RECORD SET

◆ ◆ ◆ ◆ ◆

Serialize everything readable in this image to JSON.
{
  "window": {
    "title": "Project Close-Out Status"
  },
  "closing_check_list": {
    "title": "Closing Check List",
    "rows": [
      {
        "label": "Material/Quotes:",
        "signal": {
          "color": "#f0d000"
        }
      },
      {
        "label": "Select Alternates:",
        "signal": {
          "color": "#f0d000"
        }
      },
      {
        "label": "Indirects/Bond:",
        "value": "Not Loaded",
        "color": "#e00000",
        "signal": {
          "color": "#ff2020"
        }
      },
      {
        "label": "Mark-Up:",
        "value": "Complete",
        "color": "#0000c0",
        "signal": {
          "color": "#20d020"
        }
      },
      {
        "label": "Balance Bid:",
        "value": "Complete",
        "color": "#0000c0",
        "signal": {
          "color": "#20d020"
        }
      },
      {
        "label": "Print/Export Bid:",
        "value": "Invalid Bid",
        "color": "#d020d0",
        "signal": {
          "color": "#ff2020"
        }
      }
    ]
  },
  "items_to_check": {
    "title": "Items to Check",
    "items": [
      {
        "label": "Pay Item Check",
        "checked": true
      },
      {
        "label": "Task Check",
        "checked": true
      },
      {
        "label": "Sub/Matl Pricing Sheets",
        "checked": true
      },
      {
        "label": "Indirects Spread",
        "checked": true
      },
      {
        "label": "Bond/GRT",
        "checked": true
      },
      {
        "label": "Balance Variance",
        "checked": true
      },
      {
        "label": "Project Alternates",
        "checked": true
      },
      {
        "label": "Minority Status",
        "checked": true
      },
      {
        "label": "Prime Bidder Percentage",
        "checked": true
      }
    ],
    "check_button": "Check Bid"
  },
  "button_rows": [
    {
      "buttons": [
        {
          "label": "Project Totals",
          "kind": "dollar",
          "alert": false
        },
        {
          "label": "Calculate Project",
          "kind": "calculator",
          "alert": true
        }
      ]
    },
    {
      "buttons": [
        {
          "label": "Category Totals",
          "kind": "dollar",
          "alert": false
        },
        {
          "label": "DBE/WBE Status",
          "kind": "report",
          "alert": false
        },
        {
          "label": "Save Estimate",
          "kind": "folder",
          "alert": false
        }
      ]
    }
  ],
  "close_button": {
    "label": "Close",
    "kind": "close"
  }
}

◆ ◆ ◆ ◆ ◆

STATED PROBLEM
Retype the whole listing above exactly.

PROBLEM SOLUTION
Serialize everything readable in this image to JSON.
{
  "window": {
    "title": "Project Close-Out Status"
  },
  "closing_check_list": {
    "title": "Closing Check List",
    "rows": [
      {
        "label": "Material/Quotes:",
        "signal": {
          "color": "#f0d000"
        }
      },
      {
        "label": "Select Alternates:",
        "signal": {
          "color": "#f0d000"
        }
      },
      {
        "label": "Indirects/Bond:",
        "value": "Not Loaded",
        "color": "#e00000",
        "signal": {
          "color": "#ff2020"
        }
      },
      {
        "label": "Mark-Up:",
        "value": "Complete",
        "color": "#0000c0",
        "signal": {
          "color": "#20d020"
        }
      },
      {
        "label": "Balance Bid:",
        "value": "Complete",
        "color": "#0000c0",
        "signal": {
          "color": "#20d020"
        }
      },
      {
        "label": "Print/Export Bid:",
        "value": "Invalid Bid",
        "color": "#d020d0",
        "signal": {
          "color": "#ff2020"
        }
      }
    ]
  },
  "items_to_check": {
    "title": "Items to Check",
    "items": [
      {
        "label": "Pay Item Check",
        "checked": true
      },
      {
        "label": "Task Check",
        "checked": true
      },
      {
        "label": "Sub/Matl Pricing Sheets",
        "checked": true
      },
      {
        "label": "Indirects Spread",
        "checked": true
      },
      {
        "label": "Bond/GRT",
        "checked": true
      },
      {
        "label": "Balance Variance",
        "checked": true
      },
      {
        "label": "Project Alternates",
        "checked": true
      },
      {
        "label": "Minority Status",
        "checked": true
      },
      {
        "label": "Prime Bidder Percentage",
        "checked": true
      }
    ],
    "check_button": "Check Bid"
  },
  "button_rows": [
    {
      "buttons": [
        {
          "label": "Project Totals",
          "kind": "dollar",
          "alert": false
        },
        {
          "label": "Calculate Project",
          "kind": "calculator",
          "alert": true
        }
      ]
    },
    {
      "buttons": [
        {
          "label": "Category Totals",
          "kind": "dollar",
          "alert": false
        },
        {
          "label": "DBE/WBE Status",
          "kind": "report",
          "alert": false
        },
        {
          "label": "Save Estimate",
          "kind": "folder",
          "alert": false
        }
      ]
    }
  ],
  "close_button": {
    "label": "Close",
    "kind": "close"
  }
}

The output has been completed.